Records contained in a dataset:
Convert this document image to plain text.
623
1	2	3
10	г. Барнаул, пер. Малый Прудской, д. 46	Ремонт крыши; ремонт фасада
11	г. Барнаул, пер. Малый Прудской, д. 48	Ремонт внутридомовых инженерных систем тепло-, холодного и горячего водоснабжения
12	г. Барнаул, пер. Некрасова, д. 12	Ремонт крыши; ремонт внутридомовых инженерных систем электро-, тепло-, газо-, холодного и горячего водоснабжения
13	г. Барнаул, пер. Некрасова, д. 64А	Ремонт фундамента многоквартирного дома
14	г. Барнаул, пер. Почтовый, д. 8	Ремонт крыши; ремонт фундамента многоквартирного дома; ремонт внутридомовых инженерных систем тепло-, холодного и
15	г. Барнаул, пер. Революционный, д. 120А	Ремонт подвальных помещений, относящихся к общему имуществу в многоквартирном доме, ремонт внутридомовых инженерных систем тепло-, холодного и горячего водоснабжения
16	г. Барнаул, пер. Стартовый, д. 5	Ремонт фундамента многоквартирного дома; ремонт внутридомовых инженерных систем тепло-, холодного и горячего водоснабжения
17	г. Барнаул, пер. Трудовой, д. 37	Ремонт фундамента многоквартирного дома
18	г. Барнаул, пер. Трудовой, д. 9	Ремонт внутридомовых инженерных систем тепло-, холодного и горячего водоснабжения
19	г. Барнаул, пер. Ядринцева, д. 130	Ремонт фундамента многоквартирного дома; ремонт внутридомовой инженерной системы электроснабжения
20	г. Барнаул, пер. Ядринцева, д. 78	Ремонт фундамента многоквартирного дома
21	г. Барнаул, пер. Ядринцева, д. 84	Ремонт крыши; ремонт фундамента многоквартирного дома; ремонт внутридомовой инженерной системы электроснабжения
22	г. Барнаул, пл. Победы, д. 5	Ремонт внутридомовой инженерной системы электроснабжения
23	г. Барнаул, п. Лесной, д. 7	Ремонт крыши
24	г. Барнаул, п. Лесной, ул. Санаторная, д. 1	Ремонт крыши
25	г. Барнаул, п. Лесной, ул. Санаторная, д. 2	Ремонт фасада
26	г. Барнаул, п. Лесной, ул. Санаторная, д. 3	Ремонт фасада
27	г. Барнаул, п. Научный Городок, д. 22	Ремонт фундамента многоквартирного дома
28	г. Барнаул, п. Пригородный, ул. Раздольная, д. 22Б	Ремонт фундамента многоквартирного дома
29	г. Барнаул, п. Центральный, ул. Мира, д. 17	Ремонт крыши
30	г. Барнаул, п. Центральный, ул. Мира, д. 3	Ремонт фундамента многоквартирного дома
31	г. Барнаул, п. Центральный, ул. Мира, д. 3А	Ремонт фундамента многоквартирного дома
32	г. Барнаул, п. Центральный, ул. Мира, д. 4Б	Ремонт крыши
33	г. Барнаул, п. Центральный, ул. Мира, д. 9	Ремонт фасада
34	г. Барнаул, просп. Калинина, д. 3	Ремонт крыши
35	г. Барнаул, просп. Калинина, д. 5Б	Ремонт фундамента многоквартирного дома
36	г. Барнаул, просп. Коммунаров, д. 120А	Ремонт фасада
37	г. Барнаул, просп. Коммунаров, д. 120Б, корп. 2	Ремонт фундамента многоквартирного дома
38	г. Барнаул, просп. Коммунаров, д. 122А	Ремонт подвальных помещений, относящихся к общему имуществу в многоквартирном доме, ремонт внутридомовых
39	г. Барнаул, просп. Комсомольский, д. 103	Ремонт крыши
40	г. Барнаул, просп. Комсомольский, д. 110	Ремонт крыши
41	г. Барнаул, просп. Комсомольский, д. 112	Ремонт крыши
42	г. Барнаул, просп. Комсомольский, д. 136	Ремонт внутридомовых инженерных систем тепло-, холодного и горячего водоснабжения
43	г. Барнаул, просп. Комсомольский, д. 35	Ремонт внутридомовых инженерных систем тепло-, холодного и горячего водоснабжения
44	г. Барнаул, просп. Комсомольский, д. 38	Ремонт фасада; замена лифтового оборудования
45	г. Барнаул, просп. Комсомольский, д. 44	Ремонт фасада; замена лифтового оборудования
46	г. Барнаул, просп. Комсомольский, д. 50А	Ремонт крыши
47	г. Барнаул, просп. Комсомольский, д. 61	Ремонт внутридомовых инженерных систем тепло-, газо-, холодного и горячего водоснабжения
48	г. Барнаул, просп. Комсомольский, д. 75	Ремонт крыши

▶ **The exercise**
Your task is to output the full set of records exactly as presented.

▶ **Output for this task**
Convert this document image to plain text.
623
1	2	3
10	г. Барнаул, пер. Малый Прудской, д. 46	Ремонт крыши; ремонт фасада
11	г. Барнаул, пер. Малый Прудской, д. 48	Ремонт внутридомовых инженерных систем тепло-, холодного и горячего водоснабжения
12	г. Барнаул, пер. Некрасова, д. 12	Ремонт крыши; ремонт внутридомовых инженерных систем электро-, тепло-, газо-, холодного и горячего водоснабжения
13	г. Барнаул, пер. Некрасова, д. 64А	Ремонт фундамента многоквартирного дома
14	г. Барнаул, пер. Почтовый, д. 8	Ремонт крыши; ремонт фундамента многоквартирного дома; ремонт внутридомовых инженерных систем тепло-, холодного и
15	г. Барнаул, пер. Революционный, д. 120А	Ремонт подвальных помещений, относящихся к общему имуществу в многоквартирном доме, ремонт внутридомовых инженерных систем тепло-, холодного и горячего водоснабжения
16	г. Барнаул, пер. Стартовый, д. 5	Ремонт фундамента многоквартирного дома; ремонт внутридомовых инженерных систем тепло-, холодного и горячего водоснабжения
17	г. Барнаул, пер. Трудовой, д. 37	Ремонт фундамента многоквартирного дома
18	г. Барнаул, пер. Трудовой, д. 9	Ремонт внутридомовых инженерных систем тепло-, холодного и горячего водоснабжения
19	г. Барнаул, пер. Ядринцева, д. 130	Ремонт фундамента многоквартирного дома; ремонт внутридомовой инженерной системы электроснабжения
20	г. Барнаул, пер. Ядринцева, д. 78	Ремонт фундамента многоквартирного дома
21	г. Барнаул, пер. Ядринцева, д. 84	Ремонт крыши; ремонт фундамента многоквартирного дома; ремонт внутридомовой инженерной системы электроснабжения
22	г. Барнаул, пл. Победы, д. 5	Ремонт внутридомовой инженерной системы электроснабжения
23	г. Барнаул, п. Лесной, д. 7	Ремонт крыши
24	г. Барнаул, п. Лесной, ул. Санаторная, д. 1	Ремонт крыши
25	г. Барнаул, п. Лесной, ул. Санаторная, д. 2	Ремонт фасада
26	г. Барнаул, п. Лесной, ул. Санаторная, д. 3	Ремонт фасада
27	г. Барнаул, п. Научный Городок, д. 22	Ремонт фундамента многоквартирного дома
28	г. Барнаул, п. Пригородный, ул. Раздольная, д. 22Б	Ремонт фундамента многоквартирного дома
29	г. Барнаул, п. Центральный, ул. Мира, д. 17	Ремонт крыши
30	г. Барнаул, п. Центральный, ул. Мира, д. 3	Ремонт фундамента многоквартирного дома
31	г. Барнаул, п. Центральный, ул. Мира, д. 3А	Ремонт фундамента многоквартирного дома
32	г. Барнаул, п. Центральный, ул. Мира, д. 4Б	Ремонт крыши
33	г. Барнаул, п. Центральный, ул. Мира, д. 9	Ремонт фасада
34	г. Барнаул, просп. Калинина, д. 3	Ремонт крыши
35	г. Барнаул, просп. Калинина, д. 5Б	Ремонт фундамента многоквартирного дома
36	г. Барнаул, просп. Коммунаров, д. 120А	Ремонт фасада
37	г. Барнаул, просп. Коммунаров, д. 120Б, корп. 2	Ремонт фундамента многоквартирного дома
38	г. Барнаул, просп. Коммунаров, д. 122А	Ремонт подвальных помещений, относящихся к общему имуществу в многоквартирном доме, ремонт внутридомовых
39	г. Барнаул, просп. Комсомольский, д. 103	Ремонт крыши
40	г. Барнаул, просп. Комсомольский, д. 110	Ремонт крыши
41	г. Барнаул, просп. Комсомольский, д. 112	Ремонт крыши
42	г. Барнаул, просп. Комсомольский, д. 136	Ремонт внутридомовых инженерных систем тепло-, холодного и горячего водоснабжения
43	г. Барнаул, просп. Комсомольский, д. 35	Ремонт внутридомовых инженерных систем тепло-, холодного и горячего водоснабжения
44	г. Барнаул, просп. Комсомольский, д. 38	Ремонт фасада; замена лифтового оборудования
45	г. Барнаул, просп. Комсомольский, д. 44	Ремонт фасада; замена лифтового оборудования
46	г. Барнаул, просп. Комсомольский, д. 50А	Ремонт крыши
47	г. Барнаул, просп. Комсомольский, д. 61	Ремонт внутридомовых инженерных систем тепло-, газо-, холодного и горячего водоснабжения
48	г. Барнаул, просп. Комсомольский, д. 75	Ремонт крыши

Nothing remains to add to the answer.